The task:
Write out each line of the material again, word for word.

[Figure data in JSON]
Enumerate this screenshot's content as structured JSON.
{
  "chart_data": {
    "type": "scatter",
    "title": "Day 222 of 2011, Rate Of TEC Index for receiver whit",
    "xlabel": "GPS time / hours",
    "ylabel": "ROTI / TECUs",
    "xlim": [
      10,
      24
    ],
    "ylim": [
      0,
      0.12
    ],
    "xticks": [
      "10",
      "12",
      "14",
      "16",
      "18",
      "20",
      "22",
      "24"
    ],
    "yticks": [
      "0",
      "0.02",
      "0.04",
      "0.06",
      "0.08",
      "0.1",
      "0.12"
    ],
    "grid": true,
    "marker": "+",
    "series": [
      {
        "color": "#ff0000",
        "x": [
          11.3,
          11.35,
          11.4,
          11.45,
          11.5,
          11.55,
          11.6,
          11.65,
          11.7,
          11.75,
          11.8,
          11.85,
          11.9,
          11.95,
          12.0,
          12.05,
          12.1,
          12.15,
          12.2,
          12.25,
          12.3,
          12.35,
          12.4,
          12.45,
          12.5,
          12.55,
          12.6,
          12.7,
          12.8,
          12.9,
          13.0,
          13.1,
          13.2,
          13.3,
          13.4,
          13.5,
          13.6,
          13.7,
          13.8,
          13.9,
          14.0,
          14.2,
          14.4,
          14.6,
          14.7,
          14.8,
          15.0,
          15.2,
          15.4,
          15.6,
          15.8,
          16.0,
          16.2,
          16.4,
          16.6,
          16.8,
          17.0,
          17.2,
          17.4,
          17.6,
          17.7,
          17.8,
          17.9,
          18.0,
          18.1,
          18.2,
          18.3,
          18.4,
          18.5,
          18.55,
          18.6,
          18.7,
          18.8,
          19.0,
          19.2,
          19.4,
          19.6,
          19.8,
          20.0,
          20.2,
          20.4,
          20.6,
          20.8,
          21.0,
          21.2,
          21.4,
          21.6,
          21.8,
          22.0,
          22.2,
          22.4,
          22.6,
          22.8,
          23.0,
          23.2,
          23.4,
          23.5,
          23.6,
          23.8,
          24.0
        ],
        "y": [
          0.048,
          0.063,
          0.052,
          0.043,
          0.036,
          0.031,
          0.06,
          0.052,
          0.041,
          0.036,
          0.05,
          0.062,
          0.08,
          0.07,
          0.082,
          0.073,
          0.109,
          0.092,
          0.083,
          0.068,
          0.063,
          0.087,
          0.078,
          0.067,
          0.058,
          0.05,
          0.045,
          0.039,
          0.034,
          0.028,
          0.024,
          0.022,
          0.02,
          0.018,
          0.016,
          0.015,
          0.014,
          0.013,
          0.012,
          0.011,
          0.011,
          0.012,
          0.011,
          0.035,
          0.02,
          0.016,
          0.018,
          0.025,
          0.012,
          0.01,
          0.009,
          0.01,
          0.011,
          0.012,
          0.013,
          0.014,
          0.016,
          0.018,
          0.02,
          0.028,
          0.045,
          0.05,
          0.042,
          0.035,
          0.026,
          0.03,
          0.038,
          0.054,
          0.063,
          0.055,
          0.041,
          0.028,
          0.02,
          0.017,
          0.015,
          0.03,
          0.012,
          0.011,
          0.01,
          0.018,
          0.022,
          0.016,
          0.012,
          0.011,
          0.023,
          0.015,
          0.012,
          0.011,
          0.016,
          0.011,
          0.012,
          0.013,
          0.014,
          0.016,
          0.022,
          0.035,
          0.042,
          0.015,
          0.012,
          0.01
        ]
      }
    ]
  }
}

Output of the exercise:
Enumerate this screenshot's content as structured JSON.
{
  "chart_data": {
    "type": "scatter",
    "title": "Day 222 of 2011, Rate Of TEC Index for receiver whit",
    "xlabel": "GPS time / hours",
    "ylabel": "ROTI / TECUs",
    "xlim": [
      10,
      24
    ],
    "ylim": [
      0,
      0.12
    ],
    "xticks": [
      "10",
      "12",
      "14",
      "16",
      "18",
      "20",
      "22",
      "24"
    ],
    "yticks": [
      "0",
      "0.02",
      "0.04",
      "0.06",
      "0.08",
      "0.1",
      "0.12"
    ],
    "grid": true,
    "marker": "+",
    "series": [
      {
        "color": "#ff0000",
        "x": [
          11.3,
          11.35,
          11.4,
          11.45,
          11.5,
          11.55,
          11.6,
          11.65,
          11.7,
          11.75,
          11.8,
          11.85,
          11.9,
          11.95,
          12.0,
          12.05,
          12.1,
          12.15,
          12.2,
          12.25,
          12.3,
          12.35,
          12.4,
          12.45,
          12.5,
          12.55,
          12.6,
          12.7,
          12.8,
          12.9,
          13.0,
          13.1,
          13.2,
          13.3,
          13.4,
          13.5,
          13.6,
          13.7,
          13.8,
          13.9,
          14.0,
          14.2,
          14.4,
          14.6,
          14.7,
          14.8,
          15.0,
          15.2,
          15.4,
          15.6,
          15.8,
          16.0,
          16.2,
          16.4,
          16.6,
          16.8,
          17.0,
          17.2,
          17.4,
          17.6,
          17.7,
          17.8,
          17.9,
          18.0,
          18.1,
          18.2,
          18.3,
          18.4,
          18.5,
          18.55,
          18.6,
          18.7,
          18.8,
          19.0,
          19.2,
          19.4,
          19.6,
          19.8,
          20.0,
          20.2,
          20.4,
          20.6,
          20.8,
          21.0,
          21.2,
          21.4,
          21.6,
          21.8,
          22.0,
          22.2,
          22.4,
          22.6,
          22.8,
          23.0,
          23.2,
          23.4,
          23.5,
          23.6,
          23.8,
          24.0
        ],
        "y": [
          0.048,
          0.063,
          0.052,
          0.043,
          0.036,
          0.031,
          0.06,
          0.052,
          0.041,
          0.036,
          0.05,
          0.062,
          0.08,
          0.07,
          0.082,
          0.073,
          0.109,
          0.092,
          0.083,
          0.068,
          0.063,
          0.087,
          0.078,
          0.067,
          0.058,
          0.05,
          0.045,
          0.039,
          0.034,
          0.028,
          0.024,
          0.022,
          0.02,
          0.018,
          0.016,
          0.015,
          0.014,
          0.013,
          0.012,
          0.011,
          0.011,
          0.012,
          0.011,
          0.035,
          0.02,
          0.016,
          0.018,
          0.025,
          0.012,
          0.01,
          0.009,
          0.01,
          0.011,
          0.012,
          0.013,
          0.014,
          0.016,
          0.018,
          0.02,
          0.028,
          0.045,
          0.05,
          0.042,
          0.035,
          0.026,
          0.03,
          0.038,
          0.054,
          0.063,
          0.055,
          0.041,
          0.028,
          0.02,
          0.017,
          0.015,
          0.03,
          0.012,
          0.011,
          0.01,
          0.018,
          0.022,
          0.016,
          0.012,
          0.011,
          0.023,
          0.015,
          0.012,
          0.011,
          0.016,
          0.011,
          0.012,
          0.013,
          0.014,
          0.016,
          0.022,
          0.035,
          0.042,
          0.015,
          0.012,
          0.01
        ]
      }
    ]
  }
}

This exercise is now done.